■ The task ■
Count every line that holds the string "vegyes", then give that number alone.

## START

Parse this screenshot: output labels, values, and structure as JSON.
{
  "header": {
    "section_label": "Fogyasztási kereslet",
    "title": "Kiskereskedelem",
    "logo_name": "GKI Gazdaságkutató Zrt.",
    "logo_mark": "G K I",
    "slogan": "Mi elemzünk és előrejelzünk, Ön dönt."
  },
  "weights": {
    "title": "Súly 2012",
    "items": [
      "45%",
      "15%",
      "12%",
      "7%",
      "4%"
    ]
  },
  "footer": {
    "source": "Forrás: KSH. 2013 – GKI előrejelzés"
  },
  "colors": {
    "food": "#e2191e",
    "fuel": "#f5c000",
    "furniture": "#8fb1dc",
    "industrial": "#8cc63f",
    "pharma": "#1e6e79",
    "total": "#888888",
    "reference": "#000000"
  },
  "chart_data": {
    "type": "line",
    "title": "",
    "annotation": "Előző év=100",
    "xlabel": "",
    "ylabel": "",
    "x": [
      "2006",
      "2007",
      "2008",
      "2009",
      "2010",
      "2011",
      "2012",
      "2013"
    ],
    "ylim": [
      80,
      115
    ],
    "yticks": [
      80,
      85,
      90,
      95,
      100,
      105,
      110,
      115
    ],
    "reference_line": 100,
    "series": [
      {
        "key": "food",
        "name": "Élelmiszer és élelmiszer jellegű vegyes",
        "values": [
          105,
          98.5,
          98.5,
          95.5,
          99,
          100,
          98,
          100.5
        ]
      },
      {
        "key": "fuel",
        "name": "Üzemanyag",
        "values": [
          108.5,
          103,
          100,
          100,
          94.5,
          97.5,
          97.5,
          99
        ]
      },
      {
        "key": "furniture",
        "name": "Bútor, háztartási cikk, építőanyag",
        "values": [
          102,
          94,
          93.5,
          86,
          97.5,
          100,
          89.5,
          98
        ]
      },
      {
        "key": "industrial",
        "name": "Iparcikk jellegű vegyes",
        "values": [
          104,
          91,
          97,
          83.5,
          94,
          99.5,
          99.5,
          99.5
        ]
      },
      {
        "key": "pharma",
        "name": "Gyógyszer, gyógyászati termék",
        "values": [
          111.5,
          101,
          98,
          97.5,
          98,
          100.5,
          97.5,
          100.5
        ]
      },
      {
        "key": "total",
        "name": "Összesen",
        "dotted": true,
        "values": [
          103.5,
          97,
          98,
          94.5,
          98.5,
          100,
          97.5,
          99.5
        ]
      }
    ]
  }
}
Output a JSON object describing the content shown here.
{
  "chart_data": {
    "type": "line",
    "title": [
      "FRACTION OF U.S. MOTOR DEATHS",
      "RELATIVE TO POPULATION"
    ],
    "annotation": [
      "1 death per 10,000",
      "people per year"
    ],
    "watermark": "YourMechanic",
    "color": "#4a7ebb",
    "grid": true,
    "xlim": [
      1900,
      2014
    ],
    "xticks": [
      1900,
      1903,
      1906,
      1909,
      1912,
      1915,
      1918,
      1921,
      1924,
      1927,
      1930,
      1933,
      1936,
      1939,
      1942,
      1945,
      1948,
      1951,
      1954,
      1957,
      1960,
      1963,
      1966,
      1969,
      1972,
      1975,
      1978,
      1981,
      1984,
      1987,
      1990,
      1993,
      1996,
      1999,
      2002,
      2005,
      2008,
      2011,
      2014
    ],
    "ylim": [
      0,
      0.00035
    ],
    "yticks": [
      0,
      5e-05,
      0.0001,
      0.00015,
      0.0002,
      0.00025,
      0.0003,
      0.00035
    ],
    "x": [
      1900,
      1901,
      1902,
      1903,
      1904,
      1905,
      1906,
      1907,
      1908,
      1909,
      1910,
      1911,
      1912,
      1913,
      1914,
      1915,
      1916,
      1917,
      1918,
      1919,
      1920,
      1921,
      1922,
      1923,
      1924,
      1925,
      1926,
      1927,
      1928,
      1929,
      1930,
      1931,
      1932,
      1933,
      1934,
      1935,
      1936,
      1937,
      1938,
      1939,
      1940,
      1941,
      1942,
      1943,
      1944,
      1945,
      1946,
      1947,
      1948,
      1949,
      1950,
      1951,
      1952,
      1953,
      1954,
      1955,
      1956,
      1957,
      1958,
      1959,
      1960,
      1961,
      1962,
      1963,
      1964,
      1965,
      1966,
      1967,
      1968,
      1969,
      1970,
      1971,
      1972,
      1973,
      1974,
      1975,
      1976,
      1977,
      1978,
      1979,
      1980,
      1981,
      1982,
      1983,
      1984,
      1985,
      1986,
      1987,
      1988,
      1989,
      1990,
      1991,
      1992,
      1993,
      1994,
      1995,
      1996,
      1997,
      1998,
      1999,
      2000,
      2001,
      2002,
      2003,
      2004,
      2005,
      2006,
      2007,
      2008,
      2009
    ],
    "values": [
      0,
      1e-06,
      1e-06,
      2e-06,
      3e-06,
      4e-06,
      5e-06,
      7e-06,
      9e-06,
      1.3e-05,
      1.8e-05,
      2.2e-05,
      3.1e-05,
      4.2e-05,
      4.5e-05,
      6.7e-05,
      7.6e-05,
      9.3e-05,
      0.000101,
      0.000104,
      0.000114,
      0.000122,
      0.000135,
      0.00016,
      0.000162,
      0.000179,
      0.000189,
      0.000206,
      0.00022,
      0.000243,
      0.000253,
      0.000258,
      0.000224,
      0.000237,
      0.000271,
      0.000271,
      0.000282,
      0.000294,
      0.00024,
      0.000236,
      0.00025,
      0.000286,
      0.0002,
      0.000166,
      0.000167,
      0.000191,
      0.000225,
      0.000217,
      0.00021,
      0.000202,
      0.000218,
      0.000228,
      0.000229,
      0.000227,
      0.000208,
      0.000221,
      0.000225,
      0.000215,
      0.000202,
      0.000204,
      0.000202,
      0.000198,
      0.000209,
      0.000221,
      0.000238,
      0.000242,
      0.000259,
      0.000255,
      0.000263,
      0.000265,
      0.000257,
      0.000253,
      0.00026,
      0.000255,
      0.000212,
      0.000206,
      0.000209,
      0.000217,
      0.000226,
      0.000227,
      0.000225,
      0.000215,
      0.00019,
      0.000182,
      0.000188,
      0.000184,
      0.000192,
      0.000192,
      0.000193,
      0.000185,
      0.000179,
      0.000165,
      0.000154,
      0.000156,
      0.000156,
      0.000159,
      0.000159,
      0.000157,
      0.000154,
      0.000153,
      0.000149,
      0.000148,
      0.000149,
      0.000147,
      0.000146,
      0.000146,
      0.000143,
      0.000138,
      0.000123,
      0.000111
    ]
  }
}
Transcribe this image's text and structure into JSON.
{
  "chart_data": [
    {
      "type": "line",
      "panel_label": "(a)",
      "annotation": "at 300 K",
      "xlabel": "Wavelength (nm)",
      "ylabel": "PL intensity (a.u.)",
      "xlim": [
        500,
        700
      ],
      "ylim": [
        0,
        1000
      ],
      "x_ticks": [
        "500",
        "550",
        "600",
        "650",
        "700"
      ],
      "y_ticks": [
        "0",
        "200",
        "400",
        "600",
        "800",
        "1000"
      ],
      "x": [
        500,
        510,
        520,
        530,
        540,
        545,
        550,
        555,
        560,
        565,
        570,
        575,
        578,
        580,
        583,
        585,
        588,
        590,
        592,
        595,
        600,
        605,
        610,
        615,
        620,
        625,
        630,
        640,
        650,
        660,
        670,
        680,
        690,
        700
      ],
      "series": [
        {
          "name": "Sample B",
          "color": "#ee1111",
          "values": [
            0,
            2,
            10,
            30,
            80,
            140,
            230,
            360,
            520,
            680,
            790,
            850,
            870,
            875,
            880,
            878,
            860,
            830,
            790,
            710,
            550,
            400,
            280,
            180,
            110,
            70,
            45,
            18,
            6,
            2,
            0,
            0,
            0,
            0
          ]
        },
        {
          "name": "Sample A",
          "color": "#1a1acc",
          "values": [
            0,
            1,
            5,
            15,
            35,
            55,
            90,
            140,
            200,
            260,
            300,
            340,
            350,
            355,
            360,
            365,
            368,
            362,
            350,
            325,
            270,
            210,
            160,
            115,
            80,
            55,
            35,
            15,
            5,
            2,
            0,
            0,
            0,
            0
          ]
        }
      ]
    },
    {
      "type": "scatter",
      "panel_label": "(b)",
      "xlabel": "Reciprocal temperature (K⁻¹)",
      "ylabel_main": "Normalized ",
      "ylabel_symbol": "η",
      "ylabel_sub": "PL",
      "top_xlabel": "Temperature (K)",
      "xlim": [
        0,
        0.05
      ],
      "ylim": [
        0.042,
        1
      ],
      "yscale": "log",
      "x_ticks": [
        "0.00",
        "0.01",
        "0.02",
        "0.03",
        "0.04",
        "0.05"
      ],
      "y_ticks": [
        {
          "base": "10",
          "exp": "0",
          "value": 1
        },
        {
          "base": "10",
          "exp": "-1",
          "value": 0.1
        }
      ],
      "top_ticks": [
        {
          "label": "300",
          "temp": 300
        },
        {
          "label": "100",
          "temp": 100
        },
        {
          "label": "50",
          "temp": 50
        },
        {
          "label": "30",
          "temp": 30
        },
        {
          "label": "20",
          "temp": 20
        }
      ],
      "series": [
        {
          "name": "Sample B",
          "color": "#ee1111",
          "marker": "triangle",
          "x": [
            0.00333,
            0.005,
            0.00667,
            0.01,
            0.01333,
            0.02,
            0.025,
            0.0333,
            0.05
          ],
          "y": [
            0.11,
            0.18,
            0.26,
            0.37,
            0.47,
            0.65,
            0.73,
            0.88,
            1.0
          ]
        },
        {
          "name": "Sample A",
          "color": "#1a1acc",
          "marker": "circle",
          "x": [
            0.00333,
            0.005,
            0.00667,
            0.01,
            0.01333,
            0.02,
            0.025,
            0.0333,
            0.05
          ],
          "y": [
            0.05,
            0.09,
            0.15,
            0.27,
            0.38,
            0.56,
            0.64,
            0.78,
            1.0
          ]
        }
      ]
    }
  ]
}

## END

■ Answer in full ■
2